[Dataset rows about figures]
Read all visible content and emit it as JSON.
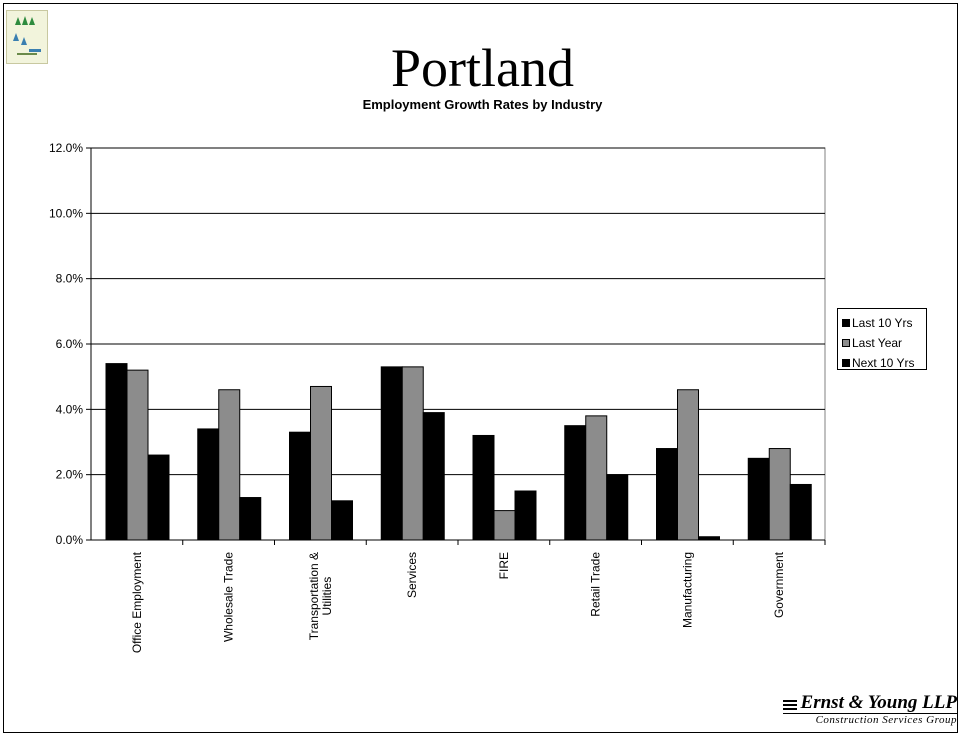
{
  "slide": {
    "title": "Portland",
    "subtitle": "Employment Growth Rates by Industry"
  },
  "brand": {
    "name": "Ernst & Young LLP",
    "group": "Construction Services Group"
  },
  "colors": {
    "last_10_yrs": "#000000",
    "last_year": "#8c8c8c",
    "next_10_yrs": "#000000",
    "gridline": "#000000"
  },
  "chart_data": {
    "type": "bar",
    "title": "Employment Growth Rates by Industry",
    "xlabel": "",
    "ylabel": "",
    "ylim": [
      0,
      12
    ],
    "y_ticks": [
      "0.0%",
      "2.0%",
      "4.0%",
      "6.0%",
      "8.0%",
      "10.0%",
      "12.0%"
    ],
    "grid": true,
    "legend_position": "right",
    "categories": [
      "Office Employment",
      "Wholesale Trade",
      "Transportation & Utilities",
      "Services",
      "FIRE",
      "Retail Trade",
      "Manufacturing",
      "Government"
    ],
    "series": [
      {
        "name": "Last 10 Yrs",
        "values": [
          5.4,
          3.4,
          3.3,
          5.3,
          3.2,
          3.5,
          2.8,
          2.5
        ]
      },
      {
        "name": "Last Year",
        "values": [
          5.2,
          4.6,
          4.7,
          5.3,
          0.9,
          3.8,
          4.6,
          2.8
        ]
      },
      {
        "name": "Next 10 Yrs",
        "values": [
          2.6,
          1.3,
          1.2,
          3.9,
          1.5,
          2.0,
          0.1,
          1.7
        ]
      }
    ]
  }
}
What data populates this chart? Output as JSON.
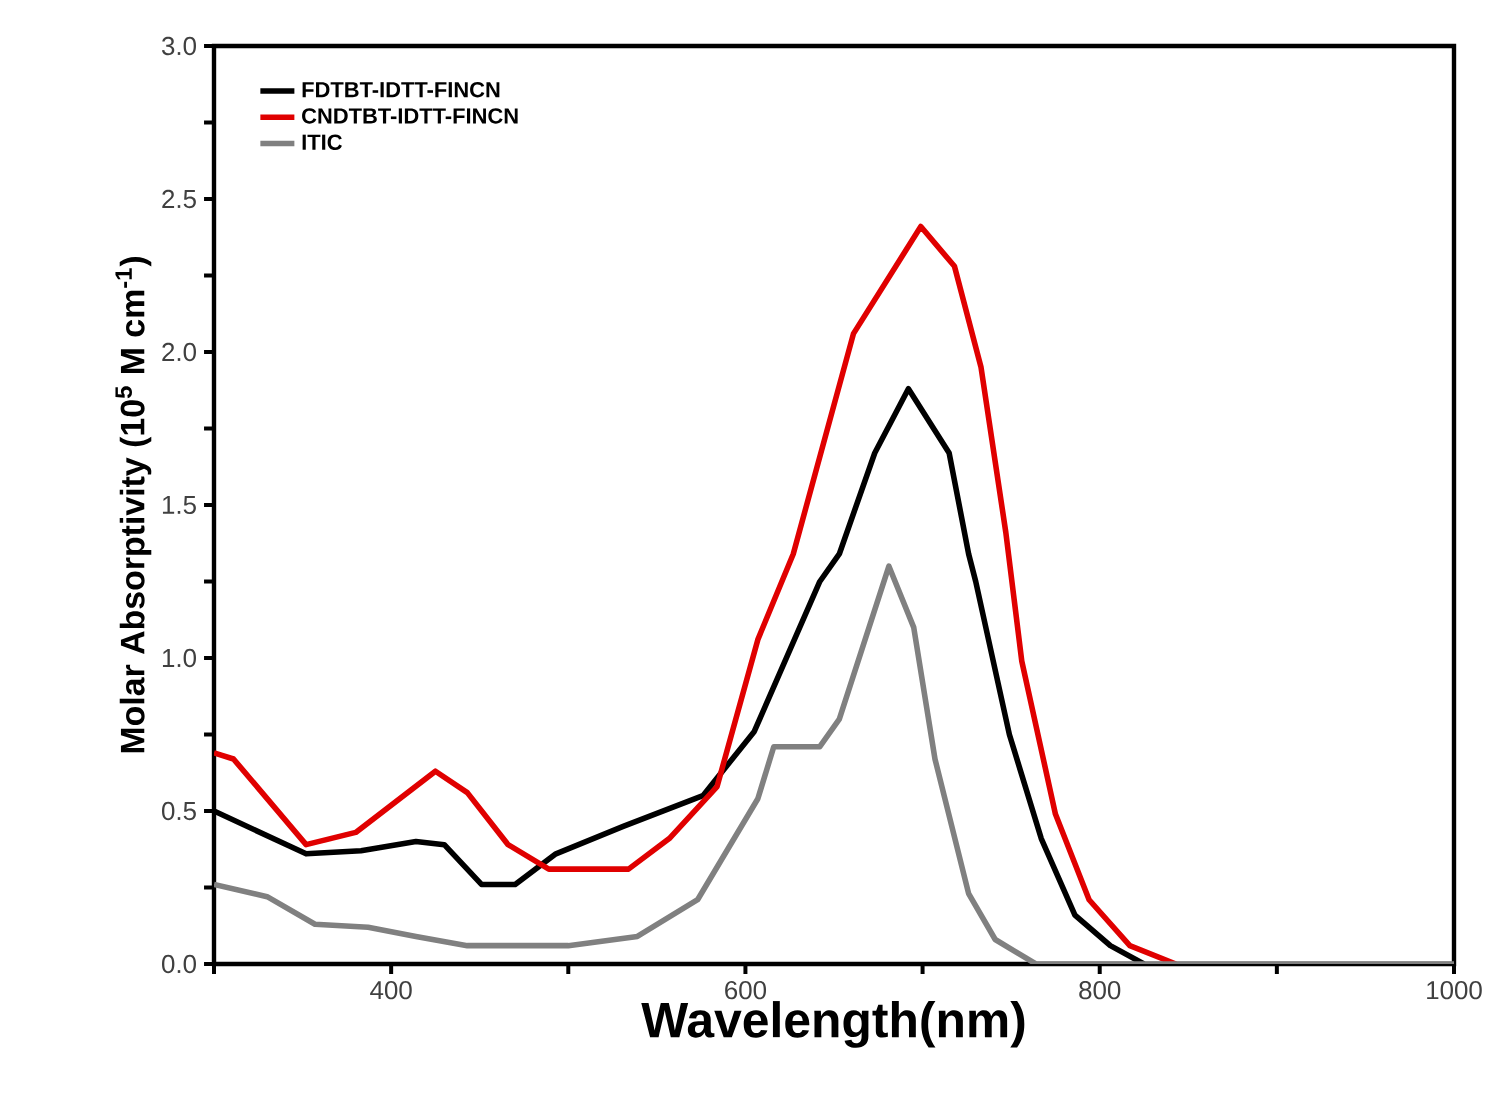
{
  "chart_data": {
    "type": "line",
    "xlabel": "Wavelength(nm)",
    "ylabel": "Molar Absorptivity (10$^{5}$ M cm$^{-1}$)",
    "xlim": [
      300,
      1000
    ],
    "ylim": [
      0,
      3
    ],
    "xticks": [
      {
        "value": 300,
        "label": null
      },
      400,
      {
        "value": 500,
        "label": null
      },
      600,
      {
        "value": 700,
        "label": null
      },
      800,
      {
        "value": 900,
        "label": null
      },
      1000
    ],
    "yticks": [
      {
        "value": 0,
        "label": "0.0"
      },
      {
        "value": 0.25,
        "label": null
      },
      {
        "value": 0.5,
        "label": "0.5"
      },
      {
        "value": 0.75,
        "label": null
      },
      {
        "value": 1,
        "label": "1.0"
      },
      {
        "value": 1.25,
        "label": null
      },
      {
        "value": 1.5,
        "label": "1.5"
      },
      {
        "value": 1.75,
        "label": null
      },
      {
        "value": 2,
        "label": "2.0"
      },
      {
        "value": 2.25,
        "label": null
      },
      {
        "value": 2.5,
        "label": "2.5"
      },
      {
        "value": 2.75,
        "label": null
      },
      {
        "value": 3,
        "label": "3.0"
      }
    ],
    "legend": "top left",
    "grid": false,
    "marker": "none",
    "line_style": "solid",
    "series": [
      {
        "name": "FDTBT-IDTT-FINCN",
        "color": "#000000",
        "x": [
          300,
          352,
          383,
          414,
          430,
          451,
          470,
          493,
          531,
          576,
          605,
          642,
          653,
          673,
          692,
          715,
          726,
          730,
          749,
          767,
          786,
          806,
          825
        ],
        "values": [
          0.5,
          0.36,
          0.37,
          0.4,
          0.39,
          0.26,
          0.26,
          0.36,
          0.45,
          0.55,
          0.76,
          1.25,
          1.34,
          1.67,
          1.88,
          1.67,
          1.34,
          1.25,
          0.75,
          0.41,
          0.16,
          0.06,
          0
        ]
      },
      {
        "name": "CNDTBT-IDTT-FINCN",
        "color": "#e00000",
        "x": [
          300,
          311,
          352,
          380,
          425,
          443,
          466,
          489,
          534,
          557,
          584,
          607,
          627,
          661,
          699,
          718,
          733,
          747,
          756,
          775,
          794,
          817,
          843
        ],
        "values": [
          0.69,
          0.67,
          0.39,
          0.43,
          0.63,
          0.56,
          0.39,
          0.31,
          0.31,
          0.41,
          0.58,
          1.06,
          1.34,
          2.06,
          2.41,
          2.28,
          1.95,
          1.41,
          0.99,
          0.49,
          0.21,
          0.06,
          0
        ]
      },
      {
        "name": "ITIC",
        "color": "#808080",
        "x": [
          300,
          330,
          357,
          387,
          414,
          443,
          500,
          539,
          573,
          607,
          616,
          642,
          653,
          681,
          695,
          707,
          726,
          741,
          764,
          1000
        ],
        "values": [
          0.26,
          0.22,
          0.13,
          0.12,
          0.09,
          0.06,
          0.06,
          0.09,
          0.21,
          0.54,
          0.71,
          0.71,
          0.8,
          1.3,
          1.1,
          0.67,
          0.23,
          0.08,
          0,
          0
        ]
      }
    ]
  }
}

#### Problem description
Give the count of lines containing "Employment", with no added text.

#### Response below
3